### Problem requirements:
Each entry below should be written out exactly as it is, with no pictures.

### Material to process:

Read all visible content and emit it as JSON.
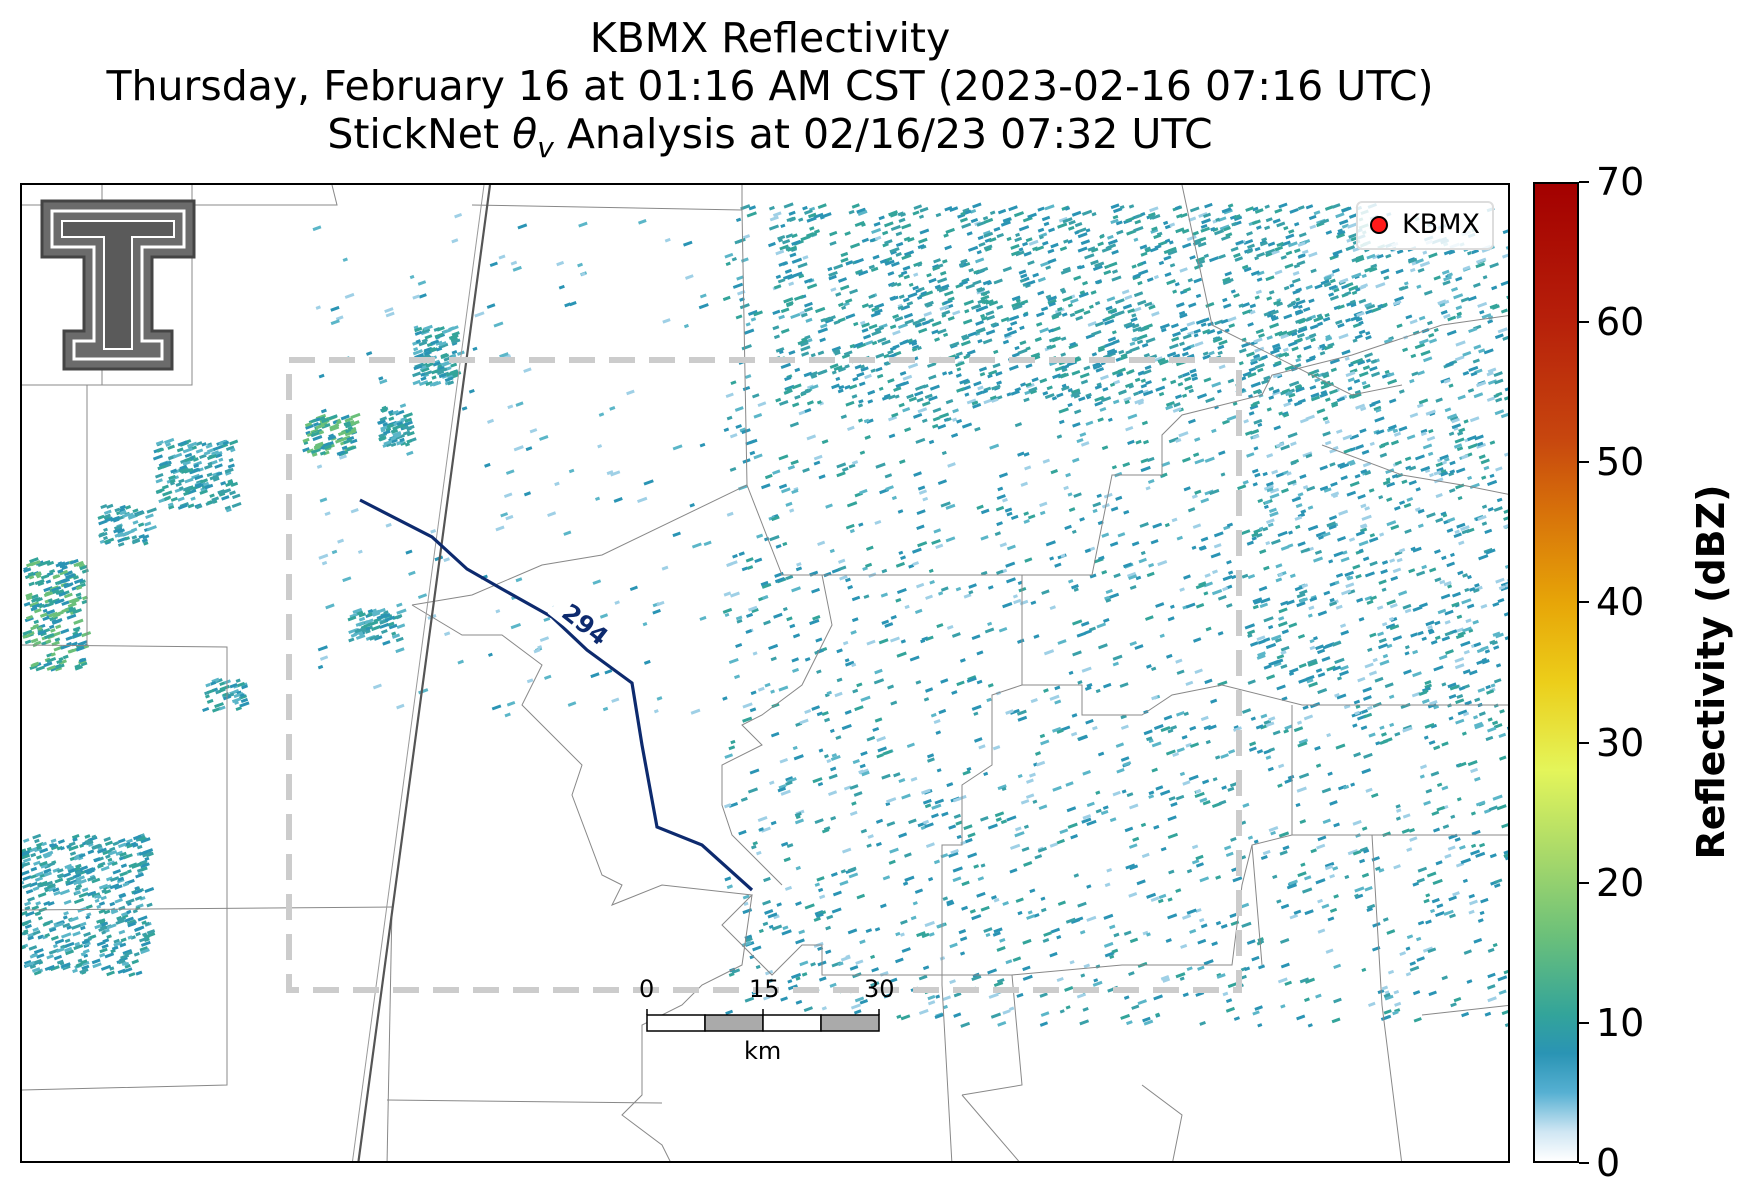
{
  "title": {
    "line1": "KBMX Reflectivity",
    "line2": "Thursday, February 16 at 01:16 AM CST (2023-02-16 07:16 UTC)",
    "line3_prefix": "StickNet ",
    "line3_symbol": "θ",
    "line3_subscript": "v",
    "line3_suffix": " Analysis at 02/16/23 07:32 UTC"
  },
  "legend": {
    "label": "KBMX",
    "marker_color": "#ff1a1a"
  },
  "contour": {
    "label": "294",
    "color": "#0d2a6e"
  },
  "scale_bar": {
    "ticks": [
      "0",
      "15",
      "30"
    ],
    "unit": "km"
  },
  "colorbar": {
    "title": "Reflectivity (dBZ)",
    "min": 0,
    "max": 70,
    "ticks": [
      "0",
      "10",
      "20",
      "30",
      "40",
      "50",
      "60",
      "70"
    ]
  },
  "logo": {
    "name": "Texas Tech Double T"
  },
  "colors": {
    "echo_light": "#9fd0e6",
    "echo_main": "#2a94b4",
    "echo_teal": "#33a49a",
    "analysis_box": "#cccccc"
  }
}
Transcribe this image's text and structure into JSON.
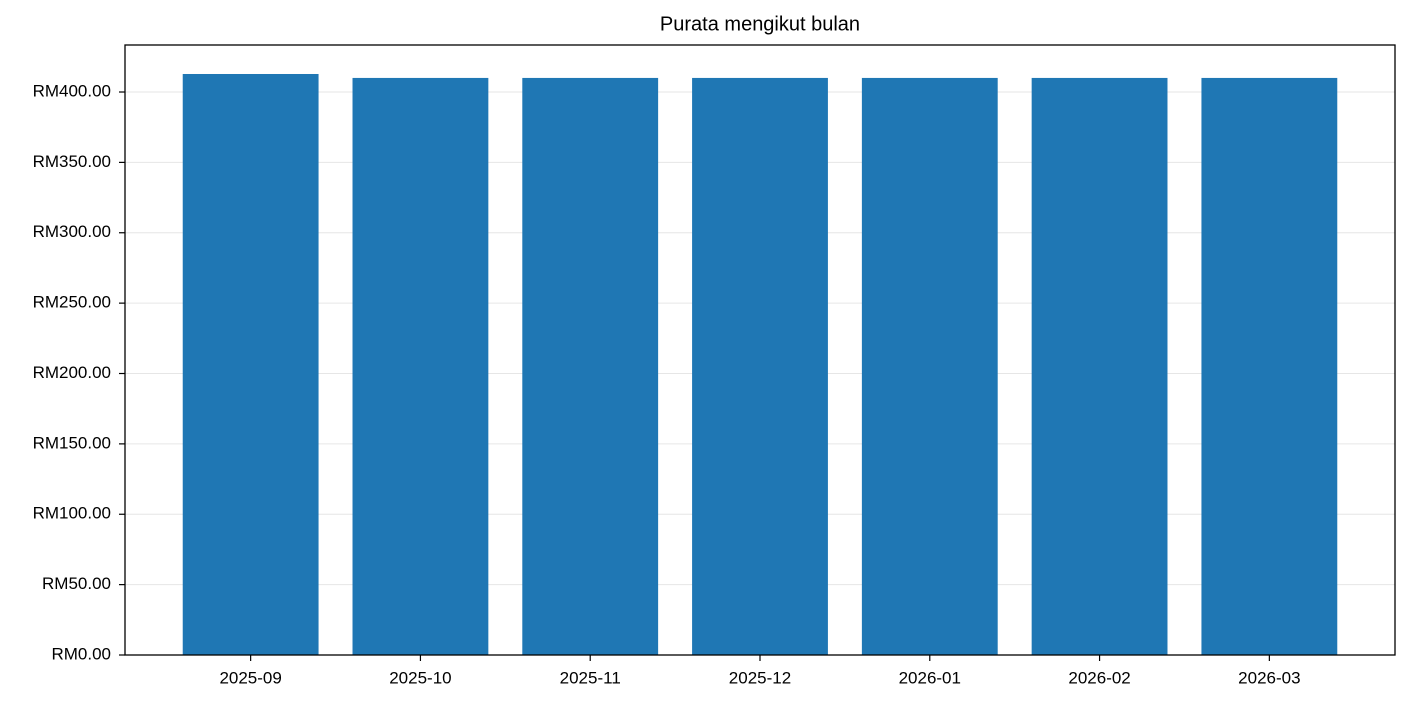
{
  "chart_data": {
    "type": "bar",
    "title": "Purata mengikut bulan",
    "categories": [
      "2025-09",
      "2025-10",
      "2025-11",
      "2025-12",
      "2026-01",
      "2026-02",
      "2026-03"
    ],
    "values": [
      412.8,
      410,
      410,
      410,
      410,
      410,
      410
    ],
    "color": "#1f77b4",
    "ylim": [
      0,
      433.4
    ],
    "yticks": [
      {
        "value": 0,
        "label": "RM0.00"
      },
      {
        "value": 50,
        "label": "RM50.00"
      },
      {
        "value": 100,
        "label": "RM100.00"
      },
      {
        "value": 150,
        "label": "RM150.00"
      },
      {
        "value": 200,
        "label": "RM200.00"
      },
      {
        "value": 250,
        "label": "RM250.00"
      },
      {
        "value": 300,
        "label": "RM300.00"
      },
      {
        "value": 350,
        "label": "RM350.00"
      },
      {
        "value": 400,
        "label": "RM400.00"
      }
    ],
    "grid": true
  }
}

### Exercise response:
Read all visible content and emit it as JSON.
{
  "title": {
    "line1": "KBMX Reflectivity",
    "line2": "Thursday, February 16 at 01:16 AM CST (2023-02-16 07:16 UTC)",
    "line3_prefix": "StickNet ",
    "line3_symbol": "θ",
    "line3_subscript": "v",
    "line3_suffix": " Analysis at 02/16/23 07:32 UTC"
  },
  "legend": {
    "label": "KBMX",
    "marker_color": "#ff1a1a"
  },
  "contour": {
    "label": "294",
    "color": "#0d2a6e"
  },
  "scale_bar": {
    "ticks": [
      "0",
      "15",
      "30"
    ],
    "unit": "km"
  },
  "colorbar": {
    "title": "Reflectivity (dBZ)",
    "min": 0,
    "max": 70,
    "ticks": [
      "0",
      "10",
      "20",
      "30",
      "40",
      "50",
      "60",
      "70"
    ]
  },
  "logo": {
    "name": "Texas Tech Double T"
  },
  "colors": {
    "echo_light": "#9fd0e6",
    "echo_main": "#2a94b4",
    "echo_teal": "#33a49a",
    "analysis_box": "#cccccc"
  }
}
Transcribe this image's text and structure into JSON.
{
  "chart_data": {
    "type": "bar",
    "title": "Purata mengikut bulan",
    "categories": [
      "2025-09",
      "2025-10",
      "2025-11",
      "2025-12",
      "2026-01",
      "2026-02",
      "2026-03"
    ],
    "values": [
      412.8,
      410,
      410,
      410,
      410,
      410,
      410
    ],
    "color": "#1f77b4",
    "ylim": [
      0,
      433.4
    ],
    "yticks": [
      {
        "value": 0,
        "label": "RM0.00"
      },
      {
        "value": 50,
        "label": "RM50.00"
      },
      {
        "value": 100,
        "label": "RM100.00"
      },
      {
        "value": 150,
        "label": "RM150.00"
      },
      {
        "value": 200,
        "label": "RM200.00"
      },
      {
        "value": 250,
        "label": "RM250.00"
      },
      {
        "value": 300,
        "label": "RM300.00"
      },
      {
        "value": 350,
        "label": "RM350.00"
      },
      {
        "value": 400,
        "label": "RM400.00"
      }
    ],
    "grid": true
  }
}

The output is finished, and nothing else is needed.